• **GIVEN PASSAGE**:
- - -

Skip to content

v3.0.0

Latest
Compare
Choose a tag to compare
@umarbutler umarbutler released this 31 Dec 04:40
· 2 commits to main since this release

Added

  • Added an offsets argument to chunk() and Chunker.__call__() that specifies whether to return the start and end offsets of each chunk (#9). The argument defaults to False.
  • Added an overlap argument to chunk() and Chunker.__call__() that specifies the proportion of the chunk size, or, if >=1, the number of tokens, by which chunks should overlap (#1). The argument defaults to None, in which case no overlapping occurs.
  • Added an undocumented, private _make_chunk_function() method to the Chunker class that constructs chunking functions with call-level arguments passed.
  • Added more unit tests for new features as well as for multiple token counters and for ensuring there are no chunks comprised entirely of whitespace characters.

Changed

  • Began removing chunks comprised entirely of whitespace characters from the output of chunk().
  • Updated semchunk's description from 'A fast and lightweight Python library for splitting text into semantically meaningful chunks.' and 'A fast, lightweight and easy-to-use Python library for splitting text into semantically meaningful chunks.'.

Fixed

  • Fixed a typo in the docstring for the __call__() method of the Chunker class returned by chunkerify() where most of the documentation for the arguments were listed under the section for the method's returns.

Removed

  • Removed undocumented, private chunk() method from the Chunker class returned by chunkerify().
  • Removed undocumented, private _reattach_whitespace_splitters argument of chunk() that was introduced to experiment with potentially adding support for overlap ratios.

- - -

• **WHAT TO PRODUCE**: Copy the release notes starting with "Skip to content" and going on through "defaults to False.", but rename "offsets" to "positions". The rows that come next have no connection to the release notes.

- - -

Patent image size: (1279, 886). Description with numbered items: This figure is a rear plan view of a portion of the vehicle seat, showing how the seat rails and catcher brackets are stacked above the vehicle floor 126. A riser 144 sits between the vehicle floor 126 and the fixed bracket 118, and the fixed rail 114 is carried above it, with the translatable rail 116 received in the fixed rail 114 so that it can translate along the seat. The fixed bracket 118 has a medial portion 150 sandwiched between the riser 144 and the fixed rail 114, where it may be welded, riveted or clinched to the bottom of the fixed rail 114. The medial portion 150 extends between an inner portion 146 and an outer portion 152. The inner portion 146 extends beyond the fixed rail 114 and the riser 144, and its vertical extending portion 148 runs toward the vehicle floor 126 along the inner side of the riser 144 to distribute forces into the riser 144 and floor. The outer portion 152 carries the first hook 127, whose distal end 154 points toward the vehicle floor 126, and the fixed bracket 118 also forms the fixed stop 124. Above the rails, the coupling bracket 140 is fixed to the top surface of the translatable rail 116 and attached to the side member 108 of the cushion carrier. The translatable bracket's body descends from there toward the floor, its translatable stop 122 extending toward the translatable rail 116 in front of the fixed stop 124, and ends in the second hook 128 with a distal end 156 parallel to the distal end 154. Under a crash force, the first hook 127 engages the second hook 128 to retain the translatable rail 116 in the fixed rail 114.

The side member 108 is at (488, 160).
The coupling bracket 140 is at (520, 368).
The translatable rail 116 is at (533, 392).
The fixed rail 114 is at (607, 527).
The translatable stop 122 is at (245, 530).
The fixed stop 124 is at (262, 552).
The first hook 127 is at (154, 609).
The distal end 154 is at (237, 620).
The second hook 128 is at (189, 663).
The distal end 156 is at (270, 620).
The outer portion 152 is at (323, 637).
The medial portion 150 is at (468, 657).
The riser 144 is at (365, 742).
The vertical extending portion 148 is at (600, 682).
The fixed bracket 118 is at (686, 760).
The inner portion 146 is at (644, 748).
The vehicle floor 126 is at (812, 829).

- - -

• **ANSWER SECTION**:
Skip to content

v3.0.0

Latest
Compare
Choose a tag to compare
@umarbutler umarbutler released this 31 Dec 04:40
· 2 commits to main since this release

Added

  • Added an positions argument to chunk() and Chunker.__call__() that specifies whether to return the start and end positions of each chunk (#9). The argument defaults to False.